*STATED TASK*
Return the material below in full and exactly.

*DATA ROWS*
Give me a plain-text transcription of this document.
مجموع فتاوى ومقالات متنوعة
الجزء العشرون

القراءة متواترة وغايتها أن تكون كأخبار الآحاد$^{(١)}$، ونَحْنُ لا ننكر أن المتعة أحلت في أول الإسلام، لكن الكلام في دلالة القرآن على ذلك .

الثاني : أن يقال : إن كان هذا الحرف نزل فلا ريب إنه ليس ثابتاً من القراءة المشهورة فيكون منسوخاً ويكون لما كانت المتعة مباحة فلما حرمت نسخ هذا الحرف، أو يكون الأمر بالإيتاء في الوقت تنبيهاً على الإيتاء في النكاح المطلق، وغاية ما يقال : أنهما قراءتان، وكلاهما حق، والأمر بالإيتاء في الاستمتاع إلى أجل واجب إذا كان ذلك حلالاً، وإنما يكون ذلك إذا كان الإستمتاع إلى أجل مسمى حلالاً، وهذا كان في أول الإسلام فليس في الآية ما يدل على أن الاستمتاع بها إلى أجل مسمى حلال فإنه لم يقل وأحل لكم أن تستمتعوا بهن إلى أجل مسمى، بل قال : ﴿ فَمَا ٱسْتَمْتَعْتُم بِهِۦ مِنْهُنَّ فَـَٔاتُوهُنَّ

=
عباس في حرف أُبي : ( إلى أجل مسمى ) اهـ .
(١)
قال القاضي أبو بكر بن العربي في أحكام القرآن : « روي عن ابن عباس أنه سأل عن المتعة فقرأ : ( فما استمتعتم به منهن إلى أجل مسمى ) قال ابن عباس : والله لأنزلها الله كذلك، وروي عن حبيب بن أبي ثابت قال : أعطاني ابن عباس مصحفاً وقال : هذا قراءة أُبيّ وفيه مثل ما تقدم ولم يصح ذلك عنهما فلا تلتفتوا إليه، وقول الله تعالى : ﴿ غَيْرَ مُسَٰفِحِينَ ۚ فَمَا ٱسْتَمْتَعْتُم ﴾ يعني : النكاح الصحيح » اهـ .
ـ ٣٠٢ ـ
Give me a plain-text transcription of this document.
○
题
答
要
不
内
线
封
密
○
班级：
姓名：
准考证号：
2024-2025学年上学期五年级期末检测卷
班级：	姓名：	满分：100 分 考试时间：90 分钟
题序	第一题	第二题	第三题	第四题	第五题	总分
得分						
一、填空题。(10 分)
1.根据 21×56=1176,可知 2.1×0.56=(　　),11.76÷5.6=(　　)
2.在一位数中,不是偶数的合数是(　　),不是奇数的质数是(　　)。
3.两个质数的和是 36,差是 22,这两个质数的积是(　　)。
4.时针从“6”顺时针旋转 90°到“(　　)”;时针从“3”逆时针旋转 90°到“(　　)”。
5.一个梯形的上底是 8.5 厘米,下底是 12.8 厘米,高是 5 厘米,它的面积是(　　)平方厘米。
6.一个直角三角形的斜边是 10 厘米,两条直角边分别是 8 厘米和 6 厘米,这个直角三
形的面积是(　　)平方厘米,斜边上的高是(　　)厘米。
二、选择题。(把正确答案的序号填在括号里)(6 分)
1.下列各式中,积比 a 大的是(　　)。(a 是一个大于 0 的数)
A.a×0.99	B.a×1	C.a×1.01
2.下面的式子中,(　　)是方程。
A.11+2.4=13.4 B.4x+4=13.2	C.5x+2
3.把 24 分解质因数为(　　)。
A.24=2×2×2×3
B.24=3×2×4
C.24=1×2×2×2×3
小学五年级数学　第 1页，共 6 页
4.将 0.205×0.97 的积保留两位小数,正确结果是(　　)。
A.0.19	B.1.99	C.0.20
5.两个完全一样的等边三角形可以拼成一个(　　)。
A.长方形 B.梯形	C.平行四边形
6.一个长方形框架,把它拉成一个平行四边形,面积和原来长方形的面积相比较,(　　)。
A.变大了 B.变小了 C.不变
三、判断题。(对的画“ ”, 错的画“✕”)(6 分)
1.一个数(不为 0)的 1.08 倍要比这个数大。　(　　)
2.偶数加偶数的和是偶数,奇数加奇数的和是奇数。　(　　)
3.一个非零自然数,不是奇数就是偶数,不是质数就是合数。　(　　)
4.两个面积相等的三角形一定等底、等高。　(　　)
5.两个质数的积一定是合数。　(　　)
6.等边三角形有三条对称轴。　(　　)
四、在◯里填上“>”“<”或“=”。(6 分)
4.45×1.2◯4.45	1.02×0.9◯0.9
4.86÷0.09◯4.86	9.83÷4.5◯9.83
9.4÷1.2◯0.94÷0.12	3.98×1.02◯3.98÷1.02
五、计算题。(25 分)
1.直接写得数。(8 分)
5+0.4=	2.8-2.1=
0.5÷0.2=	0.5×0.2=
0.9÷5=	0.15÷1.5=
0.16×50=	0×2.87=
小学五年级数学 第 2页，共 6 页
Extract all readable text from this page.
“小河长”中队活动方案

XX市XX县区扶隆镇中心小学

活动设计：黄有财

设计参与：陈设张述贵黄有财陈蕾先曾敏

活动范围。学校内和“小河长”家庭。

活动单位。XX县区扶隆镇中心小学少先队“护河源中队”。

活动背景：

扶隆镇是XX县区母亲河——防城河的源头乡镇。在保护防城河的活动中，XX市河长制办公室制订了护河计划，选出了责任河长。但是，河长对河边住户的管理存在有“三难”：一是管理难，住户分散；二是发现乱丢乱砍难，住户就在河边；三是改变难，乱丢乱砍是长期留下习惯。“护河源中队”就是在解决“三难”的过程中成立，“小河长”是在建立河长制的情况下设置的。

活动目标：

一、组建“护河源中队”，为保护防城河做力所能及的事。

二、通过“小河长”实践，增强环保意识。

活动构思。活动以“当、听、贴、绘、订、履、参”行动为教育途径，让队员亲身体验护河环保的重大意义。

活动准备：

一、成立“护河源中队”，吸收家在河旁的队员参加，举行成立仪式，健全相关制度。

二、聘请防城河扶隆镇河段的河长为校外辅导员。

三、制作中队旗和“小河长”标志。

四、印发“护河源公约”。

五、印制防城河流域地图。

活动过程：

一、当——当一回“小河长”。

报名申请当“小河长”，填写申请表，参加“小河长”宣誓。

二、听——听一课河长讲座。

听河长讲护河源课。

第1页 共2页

*FULL RESPONSE*
Give me a plain-text transcription of this document.
مجموع فتاوى ومقالات متنوعة
الجزء العشرون

القراءة متواترة وغايتها أن تكون كأخبار الآحاد$^{(١)}$، ونَحْنُ لا ننكر أن المتعة أحلت في أول الإسلام، لكن الكلام في دلالة القرآن على ذلك .

الثاني : أن يقال : إن كان هذا الحرف نزل فلا ريب إنه ليس ثابتاً من القراءة المشهورة فيكون منسوخاً ويكون لما كانت المتعة مباحة فلما حرمت نسخ هذا الحرف، أو يكون الأمر بالإيتاء في الوقت تنبيهاً على الإيتاء في النكاح المطلق، وغاية ما يقال : أنهما قراءتان، وكلاهما حق، والأمر بالإيتاء في الاستمتاع إلى أجل واجب إذا كان ذلك حلالاً، وإنما يكون ذلك إذا كان الإستمتاع إلى أجل مسمى حلالاً، وهذا كان في أول الإسلام فليس في الآية ما يدل على أن الاستمتاع بها إلى أجل مسمى حلال فإنه لم يقل وأحل لكم أن تستمتعوا بهن إلى أجل مسمى، بل قال : ﴿ فَمَا ٱسْتَمْتَعْتُم بِهِۦ مِنْهُنَّ فَـَٔاتُوهُنَّ

=
عباس في حرف أُبي : ( إلى أجل مسمى ) اهـ .
(١)
قال القاضي أبو بكر بن العربي في أحكام القرآن : « روي عن ابن عباس أنه سأل عن المتعة فقرأ : ( فما استمتعتم به منهن إلى أجل مسمى ) قال ابن عباس : والله لأنزلها الله كذلك، وروي عن حبيب بن أبي ثابت قال : أعطاني ابن عباس مصحفاً وقال : هذا قراءة أُبيّ وفيه مثل ما تقدم ولم يصح ذلك عنهما فلا تلتفتوا إليه، وقول الله تعالى : ﴿ غَيْرَ مُسَٰفِحِينَ ۚ فَمَا ٱسْتَمْتَعْتُم ﴾ يعني : النكاح الصحيح » اهـ .
ـ ٣٠٢ ـ
Give me a plain-text transcription of this document.
○
题
答
要
不
内
线
封
密
○
班级：
姓名：
准考证号：
2024-2025学年上学期五年级期末检测卷
班级：	姓名：	满分：100 分 考试时间：90 分钟
题序	第一题	第二题	第三题	第四题	第五题	总分
得分						
一、填空题。(10 分)
1.根据 21×56=1176,可知 2.1×0.56=(　　),11.76÷5.6=(　　)
2.在一位数中,不是偶数的合数是(　　),不是奇数的质数是(　　)。
3.两个质数的和是 36,差是 22,这两个质数的积是(　　)。
4.时针从“6”顺时针旋转 90°到“(　　)”;时针从“3”逆时针旋转 90°到“(　　)”。
5.一个梯形的上底是 8.5 厘米,下底是 12.8 厘米,高是 5 厘米,它的面积是(　　)平方厘米。
6.一个直角三角形的斜边是 10 厘米,两条直角边分别是 8 厘米和 6 厘米,这个直角三
形的面积是(　　)平方厘米,斜边上的高是(　　)厘米。
二、选择题。(把正确答案的序号填在括号里)(6 分)
1.下列各式中,积比 a 大的是(　　)。(a 是一个大于 0 的数)
A.a×0.99	B.a×1	C.a×1.01
2.下面的式子中,(　　)是方程。
A.11+2.4=13.4 B.4x+4=13.2	C.5x+2
3.把 24 分解质因数为(　　)。
A.24=2×2×2×3
B.24=3×2×4
C.24=1×2×2×2×3
小学五年级数学　第 1页，共 6 页
4.将 0.205×0.97 的积保留两位小数,正确结果是(　　)。
A.0.19	B.1.99	C.0.20
5.两个完全一样的等边三角形可以拼成一个(　　)。
A.长方形 B.梯形	C.平行四边形
6.一个长方形框架,把它拉成一个平行四边形,面积和原来长方形的面积相比较,(　　)。
A.变大了 B.变小了 C.不变
三、判断题。(对的画“ ”, 错的画“✕”)(6 分)
1.一个数(不为 0)的 1.08 倍要比这个数大。　(　　)
2.偶数加偶数的和是偶数,奇数加奇数的和是奇数。　(　　)
3.一个非零自然数,不是奇数就是偶数,不是质数就是合数。　(　　)
4.两个面积相等的三角形一定等底、等高。　(　　)
5.两个质数的积一定是合数。　(　　)
6.等边三角形有三条对称轴。　(　　)
四、在◯里填上“>”“<”或“=”。(6 分)
4.45×1.2◯4.45	1.02×0.9◯0.9
4.86÷0.09◯4.86	9.83÷4.5◯9.83
9.4÷1.2◯0.94÷0.12	3.98×1.02◯3.98÷1.02
五、计算题。(25 分)
1.直接写得数。(8 分)
5+0.4=	2.8-2.1=
0.5÷0.2=	0.5×0.2=
0.9÷5=	0.15÷1.5=
0.16×50=	0×2.87=
小学五年级数学 第 2页，共 6 页
Extract all readable text from this page.
“小河长”中队活动方案

XX市XX县区扶隆镇中心小学

活动设计：黄有财

设计参与：陈设张述贵黄有财陈蕾先曾敏

活动范围。学校内和“小河长”家庭。

活动单位。XX县区扶隆镇中心小学少先队“护河源中队”。

活动背景：

扶隆镇是XX县区母亲河——防城河的源头乡镇。在保护防城河的活动中，XX市河长制办公室制订了护河计划，选出了责任河长。但是，河长对河边住户的管理存在有“三难”：一是管理难，住户分散；二是发现乱丢乱砍难，住户就在河边；三是改变难，乱丢乱砍是长期留下习惯。“护河源中队”就是在解决“三难”的过程中成立，“小河长”是在建立河长制的情况下设置的。

活动目标：

一、组建“护河源中队”，为保护防城河做力所能及的事。

二、通过“小河长”实践，增强环保意识。

活动构思。活动以“当、听、贴、绘、订、履、参”行动为教育途径，让队员亲身体验护河环保的重大意义。

活动准备：

一、成立“护河源中队”，吸收家在河旁的队员参加，举行成立仪式，健全相关制度。

二、聘请防城河扶隆镇河段的河长为校外辅导员。

三、制作中队旗和“小河长”标志。

四、印发“护河源公约”。

五、印制防城河流域地图。

活动过程：

一、当——当一回“小河长”。

报名申请当“小河长”，填写申请表，参加“小河长”宣誓。

二、听——听一课河长讲座。

听河长讲护河源课。

第1页 共2页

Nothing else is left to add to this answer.